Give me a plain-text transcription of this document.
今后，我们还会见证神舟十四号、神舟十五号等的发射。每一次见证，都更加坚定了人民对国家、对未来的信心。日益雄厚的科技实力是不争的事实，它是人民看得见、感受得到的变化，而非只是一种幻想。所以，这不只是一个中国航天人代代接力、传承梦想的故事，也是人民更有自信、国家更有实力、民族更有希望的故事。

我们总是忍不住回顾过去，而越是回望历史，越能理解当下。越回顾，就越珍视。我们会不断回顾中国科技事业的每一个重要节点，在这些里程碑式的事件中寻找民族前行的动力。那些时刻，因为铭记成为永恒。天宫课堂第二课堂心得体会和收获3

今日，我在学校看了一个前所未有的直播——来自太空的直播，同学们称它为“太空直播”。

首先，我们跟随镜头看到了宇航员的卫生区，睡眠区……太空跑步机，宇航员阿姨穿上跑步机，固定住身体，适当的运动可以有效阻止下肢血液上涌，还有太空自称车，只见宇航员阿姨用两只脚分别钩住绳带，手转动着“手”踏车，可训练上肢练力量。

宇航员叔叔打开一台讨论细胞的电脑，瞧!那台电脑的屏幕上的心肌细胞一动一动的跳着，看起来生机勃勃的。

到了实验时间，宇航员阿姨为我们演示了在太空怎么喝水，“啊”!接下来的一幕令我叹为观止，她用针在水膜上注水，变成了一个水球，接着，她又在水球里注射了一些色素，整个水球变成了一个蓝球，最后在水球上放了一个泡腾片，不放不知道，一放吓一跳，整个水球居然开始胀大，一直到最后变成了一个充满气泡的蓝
==
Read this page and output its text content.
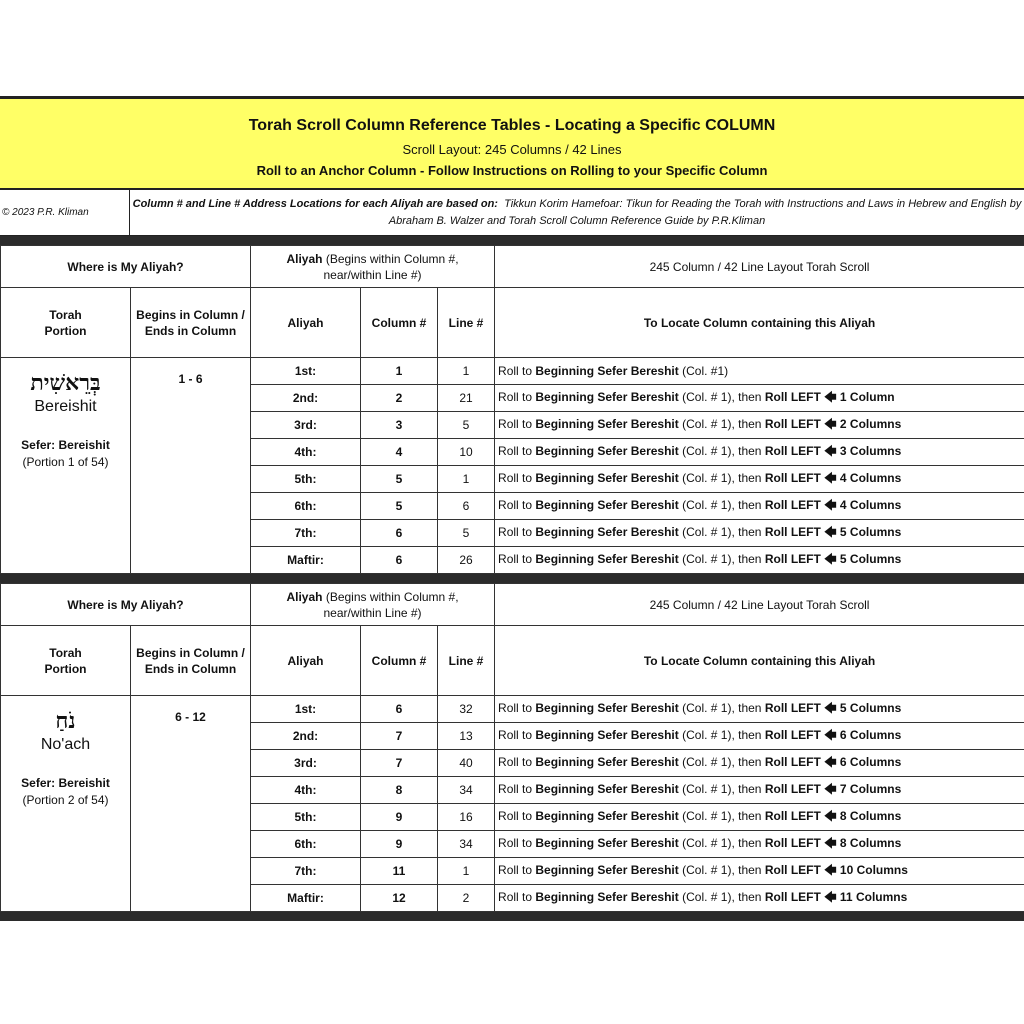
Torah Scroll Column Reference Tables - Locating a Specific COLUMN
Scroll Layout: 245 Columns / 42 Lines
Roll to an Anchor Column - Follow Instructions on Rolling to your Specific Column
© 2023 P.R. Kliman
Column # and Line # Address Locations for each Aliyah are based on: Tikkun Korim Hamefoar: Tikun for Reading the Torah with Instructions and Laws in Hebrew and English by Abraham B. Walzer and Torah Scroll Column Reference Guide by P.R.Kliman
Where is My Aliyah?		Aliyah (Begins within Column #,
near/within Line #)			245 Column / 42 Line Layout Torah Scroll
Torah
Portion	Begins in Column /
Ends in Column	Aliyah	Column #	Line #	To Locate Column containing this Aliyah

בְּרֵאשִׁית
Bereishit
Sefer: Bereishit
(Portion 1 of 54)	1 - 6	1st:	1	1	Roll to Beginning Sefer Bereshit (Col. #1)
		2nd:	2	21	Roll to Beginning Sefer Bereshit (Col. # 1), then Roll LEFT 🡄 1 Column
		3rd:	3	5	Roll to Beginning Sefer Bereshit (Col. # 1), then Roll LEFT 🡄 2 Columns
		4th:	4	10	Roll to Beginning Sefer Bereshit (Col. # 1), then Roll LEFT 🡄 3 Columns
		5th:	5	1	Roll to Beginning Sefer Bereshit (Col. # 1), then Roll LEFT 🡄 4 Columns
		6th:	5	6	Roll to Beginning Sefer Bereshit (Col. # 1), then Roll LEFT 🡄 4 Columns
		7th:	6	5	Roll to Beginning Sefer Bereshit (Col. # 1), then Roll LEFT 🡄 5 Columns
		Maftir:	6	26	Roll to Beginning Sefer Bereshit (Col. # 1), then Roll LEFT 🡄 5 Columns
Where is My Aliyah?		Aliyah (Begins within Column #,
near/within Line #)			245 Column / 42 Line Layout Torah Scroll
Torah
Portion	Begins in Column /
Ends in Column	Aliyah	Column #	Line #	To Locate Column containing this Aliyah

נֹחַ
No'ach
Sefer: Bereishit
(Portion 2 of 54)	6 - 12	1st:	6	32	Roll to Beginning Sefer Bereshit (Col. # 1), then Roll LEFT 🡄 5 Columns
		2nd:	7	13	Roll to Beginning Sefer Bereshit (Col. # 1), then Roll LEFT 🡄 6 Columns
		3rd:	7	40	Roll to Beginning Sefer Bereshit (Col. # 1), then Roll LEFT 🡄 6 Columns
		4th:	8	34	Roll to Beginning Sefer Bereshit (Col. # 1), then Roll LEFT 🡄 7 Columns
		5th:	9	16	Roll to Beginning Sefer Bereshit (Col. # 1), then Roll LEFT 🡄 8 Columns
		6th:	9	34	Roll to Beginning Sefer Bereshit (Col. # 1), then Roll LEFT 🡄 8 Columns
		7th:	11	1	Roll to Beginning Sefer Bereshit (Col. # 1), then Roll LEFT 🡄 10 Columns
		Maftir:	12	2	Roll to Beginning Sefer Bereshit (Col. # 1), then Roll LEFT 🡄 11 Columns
--
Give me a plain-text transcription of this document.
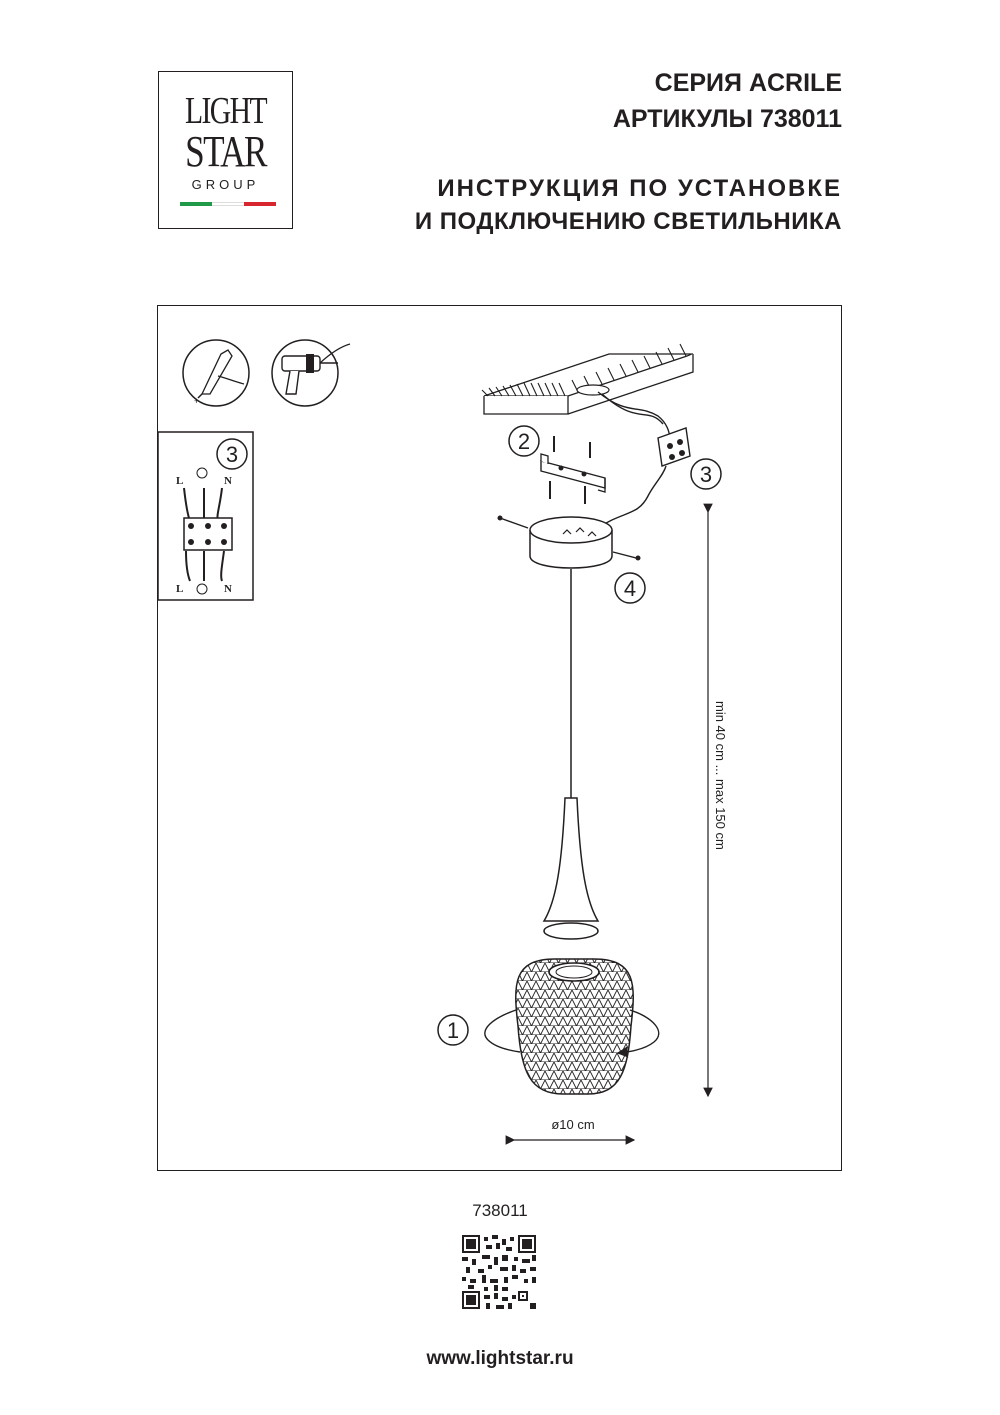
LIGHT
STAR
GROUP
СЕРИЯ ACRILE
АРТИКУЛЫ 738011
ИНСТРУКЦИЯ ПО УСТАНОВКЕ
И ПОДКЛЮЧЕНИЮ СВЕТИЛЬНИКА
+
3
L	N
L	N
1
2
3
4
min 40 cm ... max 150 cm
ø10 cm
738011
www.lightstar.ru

» Task to complete: Take every line from the data that contains the word "Kliman".

» Result of the task:
© 2023 P.R. Kliman
Column # and Line # Address Locations for each Aliyah are based on: Tikkun Korim Hamefoar: Tikun for Reading the Torah with Instructions and Laws in Hebrew and English by Abraham B. Walzer and Torah Scroll Column Reference Guide by P.R.Kliman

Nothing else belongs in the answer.